[Task objective] Each record needs to be echoed exactly; can you do that?

[Data section]
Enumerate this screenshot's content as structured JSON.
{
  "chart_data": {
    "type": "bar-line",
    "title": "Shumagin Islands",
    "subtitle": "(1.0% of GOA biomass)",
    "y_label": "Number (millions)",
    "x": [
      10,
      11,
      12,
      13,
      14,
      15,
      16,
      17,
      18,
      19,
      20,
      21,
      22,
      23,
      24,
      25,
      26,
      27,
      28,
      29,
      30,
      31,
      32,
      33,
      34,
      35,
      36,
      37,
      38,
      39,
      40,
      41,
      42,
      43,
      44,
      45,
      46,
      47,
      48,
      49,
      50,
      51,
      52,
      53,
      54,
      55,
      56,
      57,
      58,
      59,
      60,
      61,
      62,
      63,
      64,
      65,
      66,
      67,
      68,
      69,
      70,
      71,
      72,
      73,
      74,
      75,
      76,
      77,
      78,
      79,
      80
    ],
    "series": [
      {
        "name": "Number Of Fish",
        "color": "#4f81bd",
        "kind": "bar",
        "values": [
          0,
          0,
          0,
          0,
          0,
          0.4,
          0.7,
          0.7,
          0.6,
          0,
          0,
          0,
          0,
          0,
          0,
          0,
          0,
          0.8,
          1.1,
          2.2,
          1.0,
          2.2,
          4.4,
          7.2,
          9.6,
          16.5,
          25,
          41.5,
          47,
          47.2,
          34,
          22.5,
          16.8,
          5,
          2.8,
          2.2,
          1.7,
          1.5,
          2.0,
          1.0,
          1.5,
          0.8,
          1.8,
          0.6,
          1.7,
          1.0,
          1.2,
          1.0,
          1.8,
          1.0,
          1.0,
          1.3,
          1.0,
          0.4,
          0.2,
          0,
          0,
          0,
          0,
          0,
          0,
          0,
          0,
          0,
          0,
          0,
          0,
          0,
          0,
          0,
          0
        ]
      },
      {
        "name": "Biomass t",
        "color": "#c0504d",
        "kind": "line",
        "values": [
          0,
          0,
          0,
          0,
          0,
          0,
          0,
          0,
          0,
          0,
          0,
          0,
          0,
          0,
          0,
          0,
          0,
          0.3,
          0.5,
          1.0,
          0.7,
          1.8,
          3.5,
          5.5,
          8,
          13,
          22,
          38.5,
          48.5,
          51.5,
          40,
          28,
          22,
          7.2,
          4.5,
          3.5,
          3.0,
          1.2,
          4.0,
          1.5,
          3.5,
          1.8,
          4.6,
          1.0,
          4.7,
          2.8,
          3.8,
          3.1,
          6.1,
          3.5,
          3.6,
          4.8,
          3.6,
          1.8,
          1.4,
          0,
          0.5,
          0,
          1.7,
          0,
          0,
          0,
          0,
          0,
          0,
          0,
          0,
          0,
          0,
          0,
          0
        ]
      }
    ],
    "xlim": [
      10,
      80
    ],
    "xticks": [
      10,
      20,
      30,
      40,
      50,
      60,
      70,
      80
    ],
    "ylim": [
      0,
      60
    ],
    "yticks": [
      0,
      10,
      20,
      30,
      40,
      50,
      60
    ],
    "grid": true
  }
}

[Response]
Enumerate this screenshot's content as structured JSON.
{
  "chart_data": {
    "type": "bar-line",
    "title": "Shumagin Islands",
    "subtitle": "(1.0% of GOA biomass)",
    "y_label": "Number (millions)",
    "x": [
      10,
      11,
      12,
      13,
      14,
      15,
      16,
      17,
      18,
      19,
      20,
      21,
      22,
      23,
      24,
      25,
      26,
      27,
      28,
      29,
      30,
      31,
      32,
      33,
      34,
      35,
      36,
      37,
      38,
      39,
      40,
      41,
      42,
      43,
      44,
      45,
      46,
      47,
      48,
      49,
      50,
      51,
      52,
      53,
      54,
      55,
      56,
      57,
      58,
      59,
      60,
      61,
      62,
      63,
      64,
      65,
      66,
      67,
      68,
      69,
      70,
      71,
      72,
      73,
      74,
      75,
      76,
      77,
      78,
      79,
      80
    ],
    "series": [
      {
        "name": "Number Of Fish",
        "color": "#4f81bd",
        "kind": "bar",
        "values": [
          0,
          0,
          0,
          0,
          0,
          0.4,
          0.7,
          0.7,
          0.6,
          0,
          0,
          0,
          0,
          0,
          0,
          0,
          0,
          0.8,
          1.1,
          2.2,
          1.0,
          2.2,
          4.4,
          7.2,
          9.6,
          16.5,
          25,
          41.5,
          47,
          47.2,
          34,
          22.5,
          16.8,
          5,
          2.8,
          2.2,
          1.7,
          1.5,
          2.0,
          1.0,
          1.5,
          0.8,
          1.8,
          0.6,
          1.7,
          1.0,
          1.2,
          1.0,
          1.8,
          1.0,
          1.0,
          1.3,
          1.0,
          0.4,
          0.2,
          0,
          0,
          0,
          0,
          0,
          0,
          0,
          0,
          0,
          0,
          0,
          0,
          0,
          0,
          0,
          0
        ]
      },
      {
        "name": "Biomass t",
        "color": "#c0504d",
        "kind": "line",
        "values": [
          0,
          0,
          0,
          0,
          0,
          0,
          0,
          0,
          0,
          0,
          0,
          0,
          0,
          0,
          0,
          0,
          0,
          0.3,
          0.5,
          1.0,
          0.7,
          1.8,
          3.5,
          5.5,
          8,
          13,
          22,
          38.5,
          48.5,
          51.5,
          40,
          28,
          22,
          7.2,
          4.5,
          3.5,
          3.0,
          1.2,
          4.0,
          1.5,
          3.5,
          1.8,
          4.6,
          1.0,
          4.7,
          2.8,
          3.8,
          3.1,
          6.1,
          3.5,
          3.6,
          4.8,
          3.6,
          1.8,
          1.4,
          0,
          0.5,
          0,
          1.7,
          0,
          0,
          0,
          0,
          0,
          0,
          0,
          0,
          0,
          0,
          0,
          0
        ]
      }
    ],
    "xlim": [
      10,
      80
    ],
    "xticks": [
      10,
      20,
      30,
      40,
      50,
      60,
      70,
      80
    ],
    "ylim": [
      0,
      60
    ],
    "yticks": [
      0,
      10,
      20,
      30,
      40,
      50,
      60
    ],
    "grid": true
  }
}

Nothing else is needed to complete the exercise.